Only lines holding the string "html" are wanted; copy each one from the material.

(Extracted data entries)
****

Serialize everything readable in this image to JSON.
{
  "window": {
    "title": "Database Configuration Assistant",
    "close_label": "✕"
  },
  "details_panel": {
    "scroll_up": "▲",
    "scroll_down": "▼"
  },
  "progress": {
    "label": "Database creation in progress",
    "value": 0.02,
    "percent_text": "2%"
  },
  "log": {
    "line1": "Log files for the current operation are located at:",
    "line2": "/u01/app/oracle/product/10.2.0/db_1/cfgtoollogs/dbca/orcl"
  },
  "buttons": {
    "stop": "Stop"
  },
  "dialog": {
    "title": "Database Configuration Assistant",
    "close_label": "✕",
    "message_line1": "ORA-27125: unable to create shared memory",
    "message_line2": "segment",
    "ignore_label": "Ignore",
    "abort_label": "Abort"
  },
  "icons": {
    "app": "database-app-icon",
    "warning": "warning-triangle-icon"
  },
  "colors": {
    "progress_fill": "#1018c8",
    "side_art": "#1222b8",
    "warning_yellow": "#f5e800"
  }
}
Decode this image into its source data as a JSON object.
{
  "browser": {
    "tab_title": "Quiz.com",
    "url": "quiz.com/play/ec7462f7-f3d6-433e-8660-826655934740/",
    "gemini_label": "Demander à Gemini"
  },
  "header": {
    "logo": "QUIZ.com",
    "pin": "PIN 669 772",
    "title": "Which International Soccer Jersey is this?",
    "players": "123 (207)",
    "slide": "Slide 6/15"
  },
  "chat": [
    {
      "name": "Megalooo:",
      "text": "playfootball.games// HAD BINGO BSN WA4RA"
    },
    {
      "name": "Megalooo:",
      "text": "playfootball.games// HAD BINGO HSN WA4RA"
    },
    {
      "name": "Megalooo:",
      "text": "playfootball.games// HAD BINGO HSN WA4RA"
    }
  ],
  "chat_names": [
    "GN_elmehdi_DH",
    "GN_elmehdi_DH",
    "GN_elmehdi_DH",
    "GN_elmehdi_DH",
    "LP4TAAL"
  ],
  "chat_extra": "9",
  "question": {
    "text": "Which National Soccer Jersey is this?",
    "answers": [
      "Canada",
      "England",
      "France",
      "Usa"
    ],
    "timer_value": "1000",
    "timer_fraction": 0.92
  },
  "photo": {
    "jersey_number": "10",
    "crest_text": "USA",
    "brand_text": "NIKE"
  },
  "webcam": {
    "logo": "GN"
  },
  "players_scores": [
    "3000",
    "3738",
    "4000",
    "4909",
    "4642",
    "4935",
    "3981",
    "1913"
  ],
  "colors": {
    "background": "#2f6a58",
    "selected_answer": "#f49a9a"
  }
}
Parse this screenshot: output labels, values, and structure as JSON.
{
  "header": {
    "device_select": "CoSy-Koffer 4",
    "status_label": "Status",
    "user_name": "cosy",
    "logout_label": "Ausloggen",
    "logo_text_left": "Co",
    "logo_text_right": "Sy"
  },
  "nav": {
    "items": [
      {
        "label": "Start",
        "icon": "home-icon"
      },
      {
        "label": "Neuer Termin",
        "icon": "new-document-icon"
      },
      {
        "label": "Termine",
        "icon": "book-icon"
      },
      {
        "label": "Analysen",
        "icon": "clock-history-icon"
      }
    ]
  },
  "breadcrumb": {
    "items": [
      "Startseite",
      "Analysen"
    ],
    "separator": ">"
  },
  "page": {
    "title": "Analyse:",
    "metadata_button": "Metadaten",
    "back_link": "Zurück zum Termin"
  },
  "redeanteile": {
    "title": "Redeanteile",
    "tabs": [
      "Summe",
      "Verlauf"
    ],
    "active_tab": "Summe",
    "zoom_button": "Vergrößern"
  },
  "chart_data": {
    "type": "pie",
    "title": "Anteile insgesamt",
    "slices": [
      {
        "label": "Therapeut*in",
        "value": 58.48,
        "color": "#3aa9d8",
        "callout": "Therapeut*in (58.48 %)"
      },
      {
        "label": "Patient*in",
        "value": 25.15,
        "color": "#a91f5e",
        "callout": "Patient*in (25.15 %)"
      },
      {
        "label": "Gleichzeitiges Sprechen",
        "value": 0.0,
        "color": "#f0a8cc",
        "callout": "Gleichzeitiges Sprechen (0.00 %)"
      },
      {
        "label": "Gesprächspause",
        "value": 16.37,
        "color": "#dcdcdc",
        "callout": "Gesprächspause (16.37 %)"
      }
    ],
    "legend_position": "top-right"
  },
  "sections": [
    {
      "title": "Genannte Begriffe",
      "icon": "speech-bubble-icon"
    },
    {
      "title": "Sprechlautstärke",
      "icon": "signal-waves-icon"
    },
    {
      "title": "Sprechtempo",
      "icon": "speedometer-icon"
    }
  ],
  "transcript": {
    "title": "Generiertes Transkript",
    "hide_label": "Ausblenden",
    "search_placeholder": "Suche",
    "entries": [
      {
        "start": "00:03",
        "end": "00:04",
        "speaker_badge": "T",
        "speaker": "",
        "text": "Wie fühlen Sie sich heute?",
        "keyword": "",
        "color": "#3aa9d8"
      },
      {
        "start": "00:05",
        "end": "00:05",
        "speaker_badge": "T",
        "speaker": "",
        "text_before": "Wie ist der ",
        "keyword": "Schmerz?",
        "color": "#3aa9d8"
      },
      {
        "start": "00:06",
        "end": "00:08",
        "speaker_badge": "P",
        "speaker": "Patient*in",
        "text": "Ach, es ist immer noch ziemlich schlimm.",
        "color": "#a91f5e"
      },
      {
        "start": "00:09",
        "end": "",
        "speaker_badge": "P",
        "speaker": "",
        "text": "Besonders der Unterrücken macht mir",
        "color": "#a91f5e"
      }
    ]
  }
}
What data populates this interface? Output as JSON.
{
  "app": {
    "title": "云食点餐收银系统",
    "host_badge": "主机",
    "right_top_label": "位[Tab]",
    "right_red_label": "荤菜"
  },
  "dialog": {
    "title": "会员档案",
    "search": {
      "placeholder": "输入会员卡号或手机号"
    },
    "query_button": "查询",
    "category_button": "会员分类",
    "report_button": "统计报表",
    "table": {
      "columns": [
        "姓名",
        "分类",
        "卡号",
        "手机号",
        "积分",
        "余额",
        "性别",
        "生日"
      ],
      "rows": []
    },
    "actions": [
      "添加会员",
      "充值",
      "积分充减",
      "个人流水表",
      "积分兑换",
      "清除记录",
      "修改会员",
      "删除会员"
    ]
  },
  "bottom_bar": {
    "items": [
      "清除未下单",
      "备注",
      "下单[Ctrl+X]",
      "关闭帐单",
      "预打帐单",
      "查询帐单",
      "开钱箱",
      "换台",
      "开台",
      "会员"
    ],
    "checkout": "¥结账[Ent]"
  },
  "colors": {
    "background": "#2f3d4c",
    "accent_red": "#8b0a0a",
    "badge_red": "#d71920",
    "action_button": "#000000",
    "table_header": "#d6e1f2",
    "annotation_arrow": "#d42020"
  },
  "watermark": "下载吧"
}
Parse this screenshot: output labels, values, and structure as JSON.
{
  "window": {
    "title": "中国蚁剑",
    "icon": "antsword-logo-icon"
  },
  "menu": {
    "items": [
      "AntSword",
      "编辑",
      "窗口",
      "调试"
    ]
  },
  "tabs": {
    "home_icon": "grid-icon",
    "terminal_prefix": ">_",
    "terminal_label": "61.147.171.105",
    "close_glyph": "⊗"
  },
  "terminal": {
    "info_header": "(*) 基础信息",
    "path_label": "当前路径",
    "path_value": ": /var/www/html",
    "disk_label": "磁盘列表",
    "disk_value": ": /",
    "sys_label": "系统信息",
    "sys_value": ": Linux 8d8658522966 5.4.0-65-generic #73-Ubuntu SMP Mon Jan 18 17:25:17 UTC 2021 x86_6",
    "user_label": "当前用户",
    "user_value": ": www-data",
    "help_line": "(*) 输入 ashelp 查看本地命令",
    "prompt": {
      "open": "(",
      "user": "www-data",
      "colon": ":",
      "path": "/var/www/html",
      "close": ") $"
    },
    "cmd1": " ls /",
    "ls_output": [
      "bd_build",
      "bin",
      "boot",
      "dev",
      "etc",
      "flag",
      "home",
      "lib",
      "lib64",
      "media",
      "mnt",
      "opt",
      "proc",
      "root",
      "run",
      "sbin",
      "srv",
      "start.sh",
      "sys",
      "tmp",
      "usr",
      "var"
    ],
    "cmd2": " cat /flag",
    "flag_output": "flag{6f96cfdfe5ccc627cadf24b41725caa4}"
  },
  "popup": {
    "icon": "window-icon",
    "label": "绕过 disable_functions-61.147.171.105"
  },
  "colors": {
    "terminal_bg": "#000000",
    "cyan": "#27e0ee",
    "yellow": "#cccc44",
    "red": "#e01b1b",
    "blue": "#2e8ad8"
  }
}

****

**ANSWER TO THIS EXERCISE:**
    "path_value": ": /var/www/html",
      "path": "/var/www/html",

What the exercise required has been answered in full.